BEGIN
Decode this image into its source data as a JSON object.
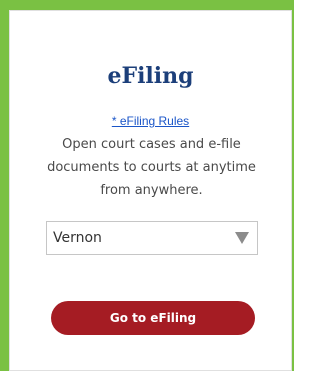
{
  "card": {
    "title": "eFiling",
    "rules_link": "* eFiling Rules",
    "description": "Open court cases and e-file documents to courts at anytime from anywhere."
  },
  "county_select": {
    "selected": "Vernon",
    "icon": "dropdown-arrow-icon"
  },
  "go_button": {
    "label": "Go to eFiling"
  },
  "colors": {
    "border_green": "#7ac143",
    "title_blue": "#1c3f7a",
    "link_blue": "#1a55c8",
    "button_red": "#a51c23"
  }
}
END
BEGIN
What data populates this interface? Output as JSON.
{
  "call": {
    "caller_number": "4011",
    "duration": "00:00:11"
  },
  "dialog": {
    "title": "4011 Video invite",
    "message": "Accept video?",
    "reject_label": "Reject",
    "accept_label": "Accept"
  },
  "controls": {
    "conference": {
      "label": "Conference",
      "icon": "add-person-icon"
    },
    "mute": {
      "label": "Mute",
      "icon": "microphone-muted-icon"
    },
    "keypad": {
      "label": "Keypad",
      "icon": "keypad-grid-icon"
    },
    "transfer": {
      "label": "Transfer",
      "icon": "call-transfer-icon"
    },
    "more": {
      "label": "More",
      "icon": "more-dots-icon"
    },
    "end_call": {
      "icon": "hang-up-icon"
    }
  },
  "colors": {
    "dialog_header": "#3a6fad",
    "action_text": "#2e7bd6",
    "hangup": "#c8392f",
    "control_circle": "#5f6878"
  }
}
END
Identify each line in the records above that contains the word "this", and copy it out in full.

• [Result]
Decode this image into its source data as a JSON object.
What data populates this interface? Output as JSON.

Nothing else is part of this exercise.